[Figure record extracts]
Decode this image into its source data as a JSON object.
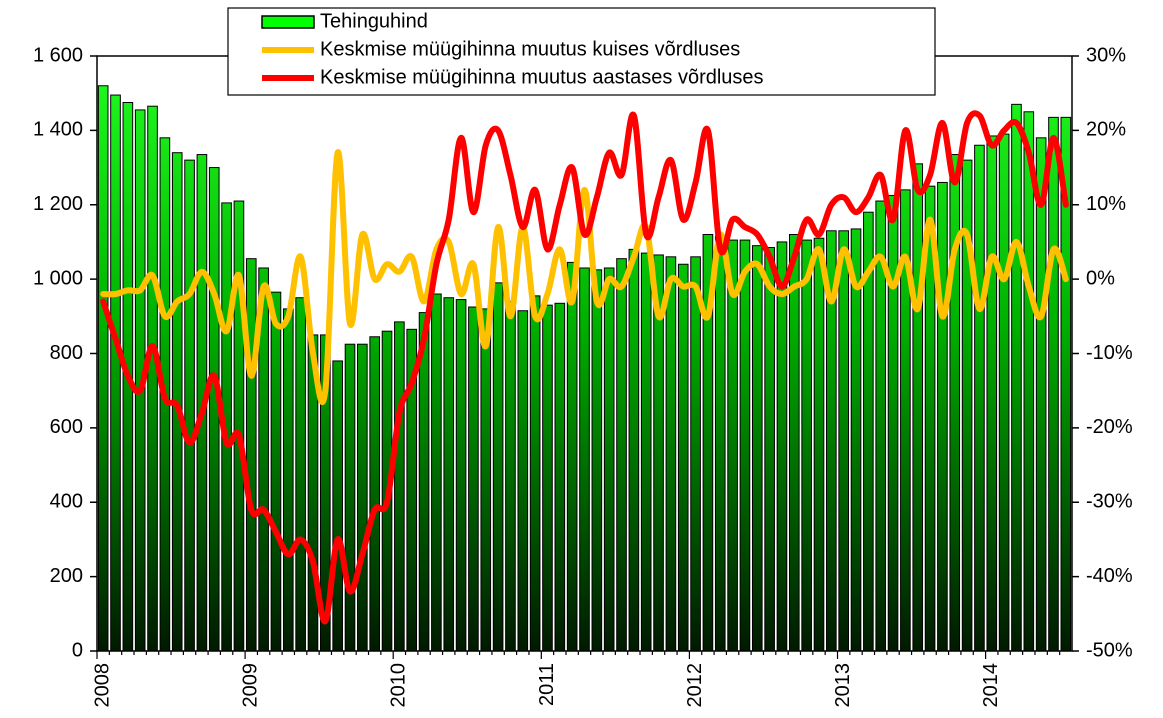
{
  "chart_data": {
    "type": "bar",
    "categories": [
      "2008",
      null,
      null,
      null,
      null,
      null,
      null,
      null,
      null,
      null,
      null,
      null,
      "2009",
      null,
      null,
      null,
      null,
      null,
      null,
      null,
      null,
      null,
      null,
      null,
      "2010",
      null,
      null,
      null,
      null,
      null,
      null,
      null,
      null,
      null,
      null,
      null,
      "2011",
      null,
      null,
      null,
      null,
      null,
      null,
      null,
      null,
      null,
      null,
      null,
      "2012",
      null,
      null,
      null,
      null,
      null,
      null,
      null,
      null,
      null,
      null,
      null,
      "2013",
      null,
      null,
      null,
      null,
      null,
      null,
      null,
      null,
      null,
      null,
      null,
      "2014",
      null,
      null,
      null,
      null,
      null,
      null
    ],
    "series": [
      {
        "name": "Tehinguhind",
        "type": "bar",
        "color": "#00ff00",
        "axis": "y",
        "values": [
          1520,
          1495,
          1475,
          1455,
          1465,
          1380,
          1340,
          1320,
          1335,
          1300,
          1205,
          1210,
          1055,
          1030,
          965,
          920,
          950,
          850,
          850,
          780,
          825,
          825,
          845,
          860,
          885,
          865,
          910,
          960,
          950,
          945,
          925,
          920,
          990,
          940,
          915,
          955,
          930,
          935,
          1045,
          1030,
          1025,
          1030,
          1055,
          1080,
          1070,
          1065,
          1060,
          1040,
          1060,
          1120,
          1115,
          1105,
          1105,
          1090,
          1085,
          1100,
          1120,
          1105,
          1110,
          1130,
          1130,
          1135,
          1180,
          1210,
          1225,
          1240,
          1310,
          1250,
          1260,
          1335,
          1320,
          1360,
          1385,
          1390,
          1470,
          1450,
          1380,
          1435,
          1435
        ]
      },
      {
        "name": "Keskmise müügihinna muutus kuises võrdluses",
        "type": "line",
        "color": "#ffc000",
        "axis": "y2",
        "values": [
          -2,
          -2,
          -1.5,
          -1.5,
          0.5,
          -5,
          -3,
          -2,
          1,
          -2,
          -7,
          0.5,
          -13,
          -1,
          -6,
          -5,
          3,
          -10,
          -15,
          17,
          -6,
          6,
          0,
          2,
          1,
          3,
          -3,
          4,
          5,
          -2,
          2,
          -9,
          7,
          -5,
          7,
          -5,
          -2,
          4,
          -3,
          12,
          -3,
          0,
          -1,
          3,
          7,
          -5,
          0,
          -1,
          -1,
          -5,
          6,
          -2,
          1,
          2,
          -1,
          -2,
          -1,
          0,
          4,
          -3,
          4,
          -1,
          1,
          3,
          -1,
          3,
          -4,
          8,
          -5,
          4,
          6,
          -4,
          3,
          0,
          5,
          -1,
          -5,
          4,
          0
        ]
      },
      {
        "name": "Keskmise müügihinna muutus aastases võrdluses",
        "type": "line",
        "color": "#ff0000",
        "axis": "y2",
        "values": [
          -3,
          -8,
          -13,
          -15,
          -9,
          -16,
          -17,
          -22,
          -18,
          -13,
          -22,
          -21,
          -31,
          -31,
          -34,
          -37,
          -35,
          -38,
          -46,
          -35,
          -42,
          -37,
          -31,
          -30,
          -18,
          -14,
          -8,
          2,
          8,
          19,
          9,
          18,
          20,
          14,
          7,
          12,
          4,
          10,
          15,
          6,
          11,
          17,
          14,
          22,
          6,
          11,
          16,
          8,
          13,
          20,
          4,
          8,
          7,
          6,
          3,
          -1,
          3,
          8,
          6,
          10,
          11,
          9,
          11,
          14,
          8,
          20,
          12,
          14,
          21,
          13,
          21,
          22,
          18,
          20,
          21,
          17,
          10,
          19,
          10
        ]
      }
    ],
    "ylim": [
      0,
      1600
    ],
    "yticks": [
      0,
      200,
      400,
      600,
      800,
      {
        "value": 1000,
        "label": "1 000"
      },
      {
        "value": 1200,
        "label": "1 200"
      },
      {
        "value": 1400,
        "label": "1 400"
      },
      {
        "value": 1600,
        "label": "1 600"
      }
    ],
    "y2lim": [
      -50,
      30
    ],
    "y2ticks": [
      {
        "value": -50,
        "label": "-50%"
      },
      {
        "value": -40,
        "label": "-40%"
      },
      {
        "value": -30,
        "label": "-30%"
      },
      {
        "value": -20,
        "label": "-20%"
      },
      {
        "value": -10,
        "label": "-10%"
      },
      {
        "value": 0,
        "label": "0%"
      },
      {
        "value": 10,
        "label": "10%"
      },
      {
        "value": 20,
        "label": "20%"
      },
      {
        "value": 30,
        "label": "30%"
      }
    ],
    "legend": "top",
    "grid": false
  }
}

DESCRIPTION OF THE TASK: Scan the material above. Extract every line in which the word "type" occurs.

EXPECTED ANSWER:
    "type": "bar",
        "type": "bar",
        "type": "line",
        "type": "line",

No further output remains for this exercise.